▶
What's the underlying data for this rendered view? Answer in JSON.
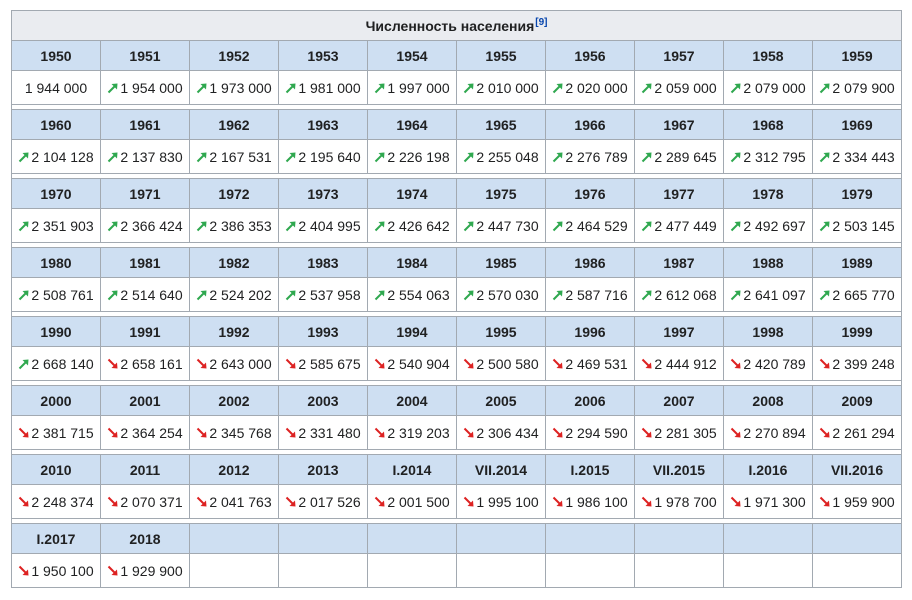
{
  "caption": "Численность населения",
  "caption_ref": "[9]",
  "colors": {
    "header_bg": "#cedff2",
    "caption_bg": "#eaecf0",
    "up": "#2fa84f",
    "down": "#dd2222",
    "ref_link": "#0645ad"
  },
  "rows": [
    {
      "years": [
        "1950",
        "1951",
        "1952",
        "1953",
        "1954",
        "1955",
        "1956",
        "1957",
        "1958",
        "1959"
      ],
      "values": [
        "1 944 000",
        "1 954 000",
        "1 973 000",
        "1 981 000",
        "1 997 000",
        "2 010 000",
        "2 020 000",
        "2 059 000",
        "2 079 000",
        "2 079 900"
      ],
      "trend": [
        "none",
        "up",
        "up",
        "up",
        "up",
        "up",
        "up",
        "up",
        "up",
        "up"
      ]
    },
    {
      "years": [
        "1960",
        "1961",
        "1962",
        "1963",
        "1964",
        "1965",
        "1966",
        "1967",
        "1968",
        "1969"
      ],
      "values": [
        "2 104 128",
        "2 137 830",
        "2 167 531",
        "2 195 640",
        "2 226 198",
        "2 255 048",
        "2 276 789",
        "2 289 645",
        "2 312 795",
        "2 334 443"
      ],
      "trend": [
        "up",
        "up",
        "up",
        "up",
        "up",
        "up",
        "up",
        "up",
        "up",
        "up"
      ]
    },
    {
      "years": [
        "1970",
        "1971",
        "1972",
        "1973",
        "1974",
        "1975",
        "1976",
        "1977",
        "1978",
        "1979"
      ],
      "values": [
        "2 351 903",
        "2 366 424",
        "2 386 353",
        "2 404 995",
        "2 426 642",
        "2 447 730",
        "2 464 529",
        "2 477 449",
        "2 492 697",
        "2 503 145"
      ],
      "trend": [
        "up",
        "up",
        "up",
        "up",
        "up",
        "up",
        "up",
        "up",
        "up",
        "up"
      ]
    },
    {
      "years": [
        "1980",
        "1981",
        "1982",
        "1983",
        "1984",
        "1985",
        "1986",
        "1987",
        "1988",
        "1989"
      ],
      "values": [
        "2 508 761",
        "2 514 640",
        "2 524 202",
        "2 537 958",
        "2 554 063",
        "2 570 030",
        "2 587 716",
        "2 612 068",
        "2 641 097",
        "2 665 770"
      ],
      "trend": [
        "up",
        "up",
        "up",
        "up",
        "up",
        "up",
        "up",
        "up",
        "up",
        "up"
      ]
    },
    {
      "years": [
        "1990",
        "1991",
        "1992",
        "1993",
        "1994",
        "1995",
        "1996",
        "1997",
        "1998",
        "1999"
      ],
      "values": [
        "2 668 140",
        "2 658 161",
        "2 643 000",
        "2 585 675",
        "2 540 904",
        "2 500 580",
        "2 469 531",
        "2 444 912",
        "2 420 789",
        "2 399 248"
      ],
      "trend": [
        "up",
        "down",
        "down",
        "down",
        "down",
        "down",
        "down",
        "down",
        "down",
        "down"
      ]
    },
    {
      "years": [
        "2000",
        "2001",
        "2002",
        "2003",
        "2004",
        "2005",
        "2006",
        "2007",
        "2008",
        "2009"
      ],
      "values": [
        "2 381 715",
        "2 364 254",
        "2 345 768",
        "2 331 480",
        "2 319 203",
        "2 306 434",
        "2 294 590",
        "2 281 305",
        "2 270 894",
        "2 261 294"
      ],
      "trend": [
        "down",
        "down",
        "down",
        "down",
        "down",
        "down",
        "down",
        "down",
        "down",
        "down"
      ]
    },
    {
      "years": [
        "2010",
        "2011",
        "2012",
        "2013",
        "I.2014",
        "VII.2014",
        "I.2015",
        "VII.2015",
        "I.2016",
        "VII.2016"
      ],
      "values": [
        "2 248 374",
        "2 070 371",
        "2 041 763",
        "2 017 526",
        "2 001 500",
        "1 995 100",
        "1 986 100",
        "1 978 700",
        "1 971 300",
        "1 959 900"
      ],
      "trend": [
        "down",
        "down",
        "down",
        "down",
        "down",
        "down",
        "down",
        "down",
        "down",
        "down"
      ]
    },
    {
      "years": [
        "I.2017",
        "2018",
        "",
        "",
        "",
        "",
        "",
        "",
        "",
        ""
      ],
      "values": [
        "1 950 100",
        "1 929 900",
        "",
        "",
        "",
        "",
        "",
        "",
        "",
        ""
      ],
      "trend": [
        "down",
        "down",
        "none",
        "none",
        "none",
        "none",
        "none",
        "none",
        "none",
        "none"
      ]
    }
  ]
}
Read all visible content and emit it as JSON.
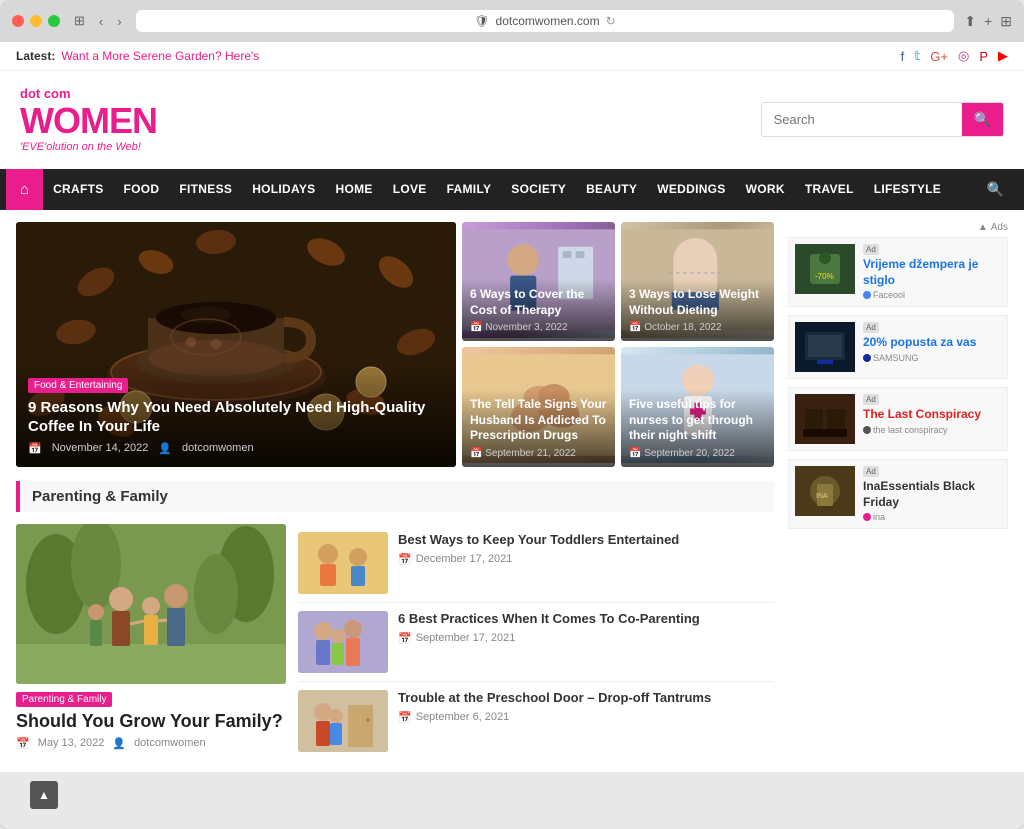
◀
_WHAT YOU HAVE TO DO_
Go through the listing above and write it out again exactly, dropping the pictures.

_RESULT FOR THIS TASK_
What's the underlying data for this rendered view? Answer in JSON.
{
  "caption": "Численность населения",
  "caption_ref": "[9]",
  "colors": {
    "header_bg": "#cedff2",
    "caption_bg": "#eaecf0",
    "up": "#2fa84f",
    "down": "#dd2222",
    "ref_link": "#0645ad"
  },
  "rows": [
    {
      "years": [
        "1950",
        "1951",
        "1952",
        "1953",
        "1954",
        "1955",
        "1956",
        "1957",
        "1958",
        "1959"
      ],
      "values": [
        "1 944 000",
        "1 954 000",
        "1 973 000",
        "1 981 000",
        "1 997 000",
        "2 010 000",
        "2 020 000",
        "2 059 000",
        "2 079 000",
        "2 079 900"
      ],
      "trend": [
        "none",
        "up",
        "up",
        "up",
        "up",
        "up",
        "up",
        "up",
        "up",
        "up"
      ]
    },
    {
      "years": [
        "1960",
        "1961",
        "1962",
        "1963",
        "1964",
        "1965",
        "1966",
        "1967",
        "1968",
        "1969"
      ],
      "values": [
        "2 104 128",
        "2 137 830",
        "2 167 531",
        "2 195 640",
        "2 226 198",
        "2 255 048",
        "2 276 789",
        "2 289 645",
        "2 312 795",
        "2 334 443"
      ],
      "trend": [
        "up",
        "up",
        "up",
        "up",
        "up",
        "up",
        "up",
        "up",
        "up",
        "up"
      ]
    },
    {
      "years": [
        "1970",
        "1971",
        "1972",
        "1973",
        "1974",
        "1975",
        "1976",
        "1977",
        "1978",
        "1979"
      ],
      "values": [
        "2 351 903",
        "2 366 424",
        "2 386 353",
        "2 404 995",
        "2 426 642",
        "2 447 730",
        "2 464 529",
        "2 477 449",
        "2 492 697",
        "2 503 145"
      ],
      "trend": [
        "up",
        "up",
        "up",
        "up",
        "up",
        "up",
        "up",
        "up",
        "up",
        "up"
      ]
    },
    {
      "years": [
        "1980",
        "1981",
        "1982",
        "1983",
        "1984",
        "1985",
        "1986",
        "1987",
        "1988",
        "1989"
      ],
      "values": [
        "2 508 761",
        "2 514 640",
        "2 524 202",
        "2 537 958",
        "2 554 063",
        "2 570 030",
        "2 587 716",
        "2 612 068",
        "2 641 097",
        "2 665 770"
      ],
      "trend": [
        "up",
        "up",
        "up",
        "up",
        "up",
        "up",
        "up",
        "up",
        "up",
        "up"
      ]
    },
    {
      "years": [
        "1990",
        "1991",
        "1992",
        "1993",
        "1994",
        "1995",
        "1996",
        "1997",
        "1998",
        "1999"
      ],
      "values": [
        "2 668 140",
        "2 658 161",
        "2 643 000",
        "2 585 675",
        "2 540 904",
        "2 500 580",
        "2 469 531",
        "2 444 912",
        "2 420 789",
        "2 399 248"
      ],
      "trend": [
        "up",
        "down",
        "down",
        "down",
        "down",
        "down",
        "down",
        "down",
        "down",
        "down"
      ]
    },
    {
      "years": [
        "2000",
        "2001",
        "2002",
        "2003",
        "2004",
        "2005",
        "2006",
        "2007",
        "2008",
        "2009"
      ],
      "values": [
        "2 381 715",
        "2 364 254",
        "2 345 768",
        "2 331 480",
        "2 319 203",
        "2 306 434",
        "2 294 590",
        "2 281 305",
        "2 270 894",
        "2 261 294"
      ],
      "trend": [
        "down",
        "down",
        "down",
        "down",
        "down",
        "down",
        "down",
        "down",
        "down",
        "down"
      ]
    },
    {
      "years": [
        "2010",
        "2011",
        "2012",
        "2013",
        "I.2014",
        "VII.2014",
        "I.2015",
        "VII.2015",
        "I.2016",
        "VII.2016"
      ],
      "values": [
        "2 248 374",
        "2 070 371",
        "2 041 763",
        "2 017 526",
        "2 001 500",
        "1 995 100",
        "1 986 100",
        "1 978 700",
        "1 971 300",
        "1 959 900"
      ],
      "trend": [
        "down",
        "down",
        "down",
        "down",
        "down",
        "down",
        "down",
        "down",
        "down",
        "down"
      ]
    },
    {
      "years": [
        "I.2017",
        "2018",
        "",
        "",
        "",
        "",
        "",
        "",
        "",
        ""
      ],
      "values": [
        "1 950 100",
        "1 929 900",
        "",
        "",
        "",
        "",
        "",
        "",
        "",
        ""
      ],
      "trend": [
        "down",
        "down",
        "none",
        "none",
        "none",
        "none",
        "none",
        "none",
        "none",
        "none"
      ]
    }
  ]
}
Read all visible content and emit it as JSON.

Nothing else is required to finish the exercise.